◆ **TASK DESCRIPTION**
All records must be quoted exactly. Omit the pictures.

◆ **DATA SUPPLIED**

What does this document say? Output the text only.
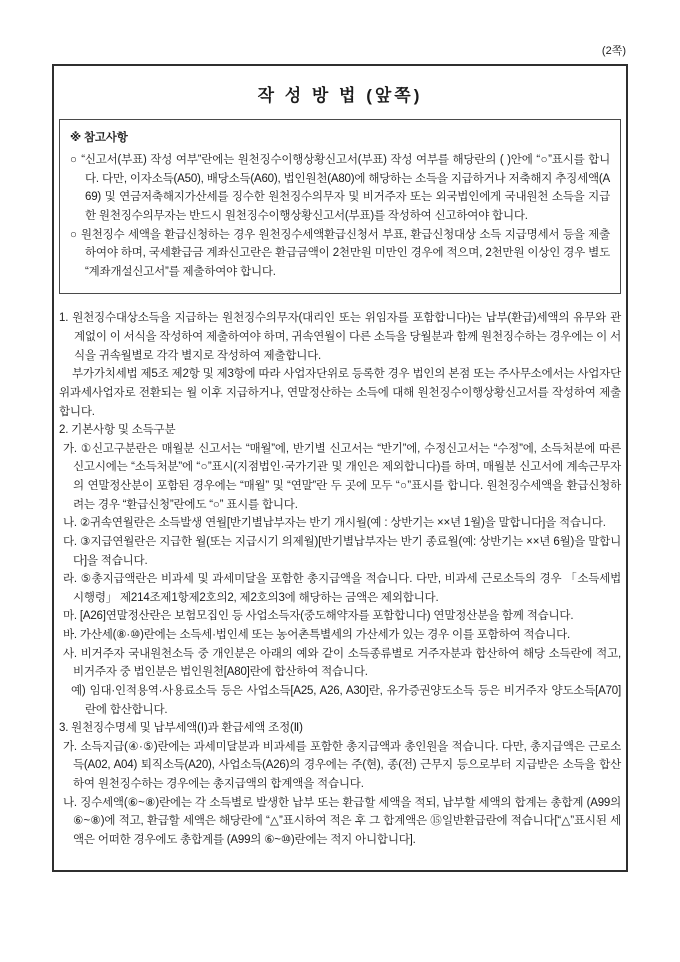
(2쪽)
작 성 방 법 (앞쪽)
※ 참고사항

○ “신고서(부표) 작성 여부”란에는 원천징수이행상황신고서(부표) 작성 여부를 해당란의 ( )안에 “○”표시를 합니다. 다만, 이자소득(A50), 배당소득(A60), 법인원천(A80)에 해당하는 소득을 지급하거나 저축해지 추징세액(A69) 및 연금저축해지가산세를 징수한 원천징수의무자 및 비거주자 또는 외국법인에게 국내원천 소득을 지급한 원천징수의무자는 반드시 원천징수이행상황신고서(부표)를 작성하여 신고하여야 합니다.

○ 원천징수 세액을 환급신청하는 경우 원천징수세액환급신청서 부표, 환급신청대상 소득 지급명세서 등을 제출하여야 하며, 국세환급금 계좌신고란은 환급금액이 2천만원 미만인 경우에 적으며, 2천만원 이상인 경우 별도 “계좌개설신고서”를 제출하여야 합니다.

1. 원천징수대상소득을 지급하는 원천징수의무자(대리인 또는 위임자를 포함합니다)는 납부(환급)세액의 유무와 관계없이 이 서식을 작성하여 제출하여야 하며, 귀속연월이 다른 소득을 당월분과 함께 원천징수하는 경우에는 이 서식을 귀속월별로 각각 별지로 작성하여 제출합니다.

부가가치세법 제5조 제2항 및 제3항에 따라 사업자단위로 등록한 경우 법인의 본점 또는 주사무소에서는 사업자단위과세사업자로 전환되는 월 이후 지급하거나, 연말정산하는 소득에 대해 원천징수이행상황신고서를 작성하여 제출합니다.

2. 기본사항 및 소득구분

가. ①신고구분란은 매월분 신고서는 “매월”에, 반기별 신고서는 “반기”에, 수정신고서는 “수정”에, 소득처분에 따른 신고시에는 “소득처분”에 “○”표시(지점법인·국가기관 및 개인은 제외합니다)를 하며, 매월분 신고서에 계속근무자의 연말정산분이 포함된 경우에는 “매월” 및 “연말”란 두 곳에 모두 “○”표시를 합니다. 원천징수세액을 환급신청하려는 경우 “환급신청”란에도 “○” 표시를 합니다.

나. ②귀속연월란은 소득발생 연월[반기별납부자는 반기 개시월(예 : 상반기는 ××년 1월)을 말합니다]을 적습니다.

다. ③지급연월란은 지급한 월(또는 지급시기 의제월)[반기별납부자는 반기 종료월(예: 상반기는 ××년 6월)을 말합니다]을 적습니다.

라. ⑤총지급액란은 비과세 및 과세미달을 포함한 총지급액을 적습니다. 다만, 비과세 근로소득의 경우 「소득세법 시행령」 제214조제1항제2호의2, 제2호의3에 해당하는 금액은 제외합니다.

마. [A26]연말정산란은 보험모집인 등 사업소득자(중도해약자를 포함합니다) 연말정산분을 함께 적습니다.

바. 가산세(⑧·⑩)란에는 소득세·법인세 또는 농어촌특별세의 가산세가 있는 경우 이를 포함하여 적습니다.

사. 비거주자 국내원천소득 중 개인분은 아래의 예와 같이 소득종류별로 거주자분과 합산하여 해당 소득란에 적고, 비거주자 중 법인분은 법인원천[A80]란에 합산하여 적습니다.

예) 임대·인적용역·사용료소득 등은 사업소득[A25, A26, A30]란, 유가증권양도소득 등은 비거주자 양도소득[A70]란에 합산합니다.

3. 원천징수명세 및 납부세액(Ⅰ)과 환급세액 조정(Ⅱ)

가. 소득지급(④·⑤)란에는 과세미달분과 비과세를 포함한 총지급액과 총인원을 적습니다. 다만, 총지급액은 근로소득(A02, A04) 퇴직소득(A20), 사업소득(A26)의 경우에는 주(현), 종(전) 근무지 등으로부터 지급받은 소득을 합산하여 원천징수하는 경우에는 총지급액의 합계액을 적습니다.

나. 징수세액(⑥~⑧)란에는 각 소득별로 발생한 납부 또는 환급할 세액을 적되, 납부할 세액의 합계는 총합계 (A99의 ⑥~⑧)에 적고, 환급할 세액은 해당란에 “△”표시하여 적은 후 그 합계액은 ⑮일반환급란에 적습니다[“△”표시된 세액은 어떠한 경우에도 총합계를 (A99의 ⑥~⑩)란에는 적지 아니합니다].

◆ **CORRECT RESPONSE**
What does this document say? Output the text only.
(2쪽)
작 성 방 법 (앞쪽)
※ 참고사항

○ “신고서(부표) 작성 여부”란에는 원천징수이행상황신고서(부표) 작성 여부를 해당란의 ( )안에 “○”표시를 합니다. 다만, 이자소득(A50), 배당소득(A60), 법인원천(A80)에 해당하는 소득을 지급하거나 저축해지 추징세액(A69) 및 연금저축해지가산세를 징수한 원천징수의무자 및 비거주자 또는 외국법인에게 국내원천 소득을 지급한 원천징수의무자는 반드시 원천징수이행상황신고서(부표)를 작성하여 신고하여야 합니다.

○ 원천징수 세액을 환급신청하는 경우 원천징수세액환급신청서 부표, 환급신청대상 소득 지급명세서 등을 제출하여야 하며, 국세환급금 계좌신고란은 환급금액이 2천만원 미만인 경우에 적으며, 2천만원 이상인 경우 별도 “계좌개설신고서”를 제출하여야 합니다.

1. 원천징수대상소득을 지급하는 원천징수의무자(대리인 또는 위임자를 포함합니다)는 납부(환급)세액의 유무와 관계없이 이 서식을 작성하여 제출하여야 하며, 귀속연월이 다른 소득을 당월분과 함께 원천징수하는 경우에는 이 서식을 귀속월별로 각각 별지로 작성하여 제출합니다.

부가가치세법 제5조 제2항 및 제3항에 따라 사업자단위로 등록한 경우 법인의 본점 또는 주사무소에서는 사업자단위과세사업자로 전환되는 월 이후 지급하거나, 연말정산하는 소득에 대해 원천징수이행상황신고서를 작성하여 제출합니다.

2. 기본사항 및 소득구분

가. ①신고구분란은 매월분 신고서는 “매월”에, 반기별 신고서는 “반기”에, 수정신고서는 “수정”에, 소득처분에 따른 신고시에는 “소득처분”에 “○”표시(지점법인·국가기관 및 개인은 제외합니다)를 하며, 매월분 신고서에 계속근무자의 연말정산분이 포함된 경우에는 “매월” 및 “연말”란 두 곳에 모두 “○”표시를 합니다. 원천징수세액을 환급신청하려는 경우 “환급신청”란에도 “○” 표시를 합니다.

나. ②귀속연월란은 소득발생 연월[반기별납부자는 반기 개시월(예 : 상반기는 ××년 1월)을 말합니다]을 적습니다.

다. ③지급연월란은 지급한 월(또는 지급시기 의제월)[반기별납부자는 반기 종료월(예: 상반기는 ××년 6월)을 말합니다]을 적습니다.

라. ⑤총지급액란은 비과세 및 과세미달을 포함한 총지급액을 적습니다. 다만, 비과세 근로소득의 경우 「소득세법 시행령」 제214조제1항제2호의2, 제2호의3에 해당하는 금액은 제외합니다.

마. [A26]연말정산란은 보험모집인 등 사업소득자(중도해약자를 포함합니다) 연말정산분을 함께 적습니다.

바. 가산세(⑧·⑩)란에는 소득세·법인세 또는 농어촌특별세의 가산세가 있는 경우 이를 포함하여 적습니다.

사. 비거주자 국내원천소득 중 개인분은 아래의 예와 같이 소득종류별로 거주자분과 합산하여 해당 소득란에 적고, 비거주자 중 법인분은 법인원천[A80]란에 합산하여 적습니다.

예) 임대·인적용역·사용료소득 등은 사업소득[A25, A26, A30]란, 유가증권양도소득 등은 비거주자 양도소득[A70]란에 합산합니다.

3. 원천징수명세 및 납부세액(Ⅰ)과 환급세액 조정(Ⅱ)

가. 소득지급(④·⑤)란에는 과세미달분과 비과세를 포함한 총지급액과 총인원을 적습니다. 다만, 총지급액은 근로소득(A02, A04) 퇴직소득(A20), 사업소득(A26)의 경우에는 주(현), 종(전) 근무지 등으로부터 지급받은 소득을 합산하여 원천징수하는 경우에는 총지급액의 합계액을 적습니다.

나. 징수세액(⑥~⑧)란에는 각 소득별로 발생한 납부 또는 환급할 세액을 적되, 납부할 세액의 합계는 총합계 (A99의 ⑥~⑧)에 적고, 환급할 세액은 해당란에 “△”표시하여 적은 후 그 합계액은 ⑮일반환급란에 적습니다[“△”표시된 세액은 어떠한 경우에도 총합계를 (A99의 ⑥~⑩)란에는 적지 아니합니다].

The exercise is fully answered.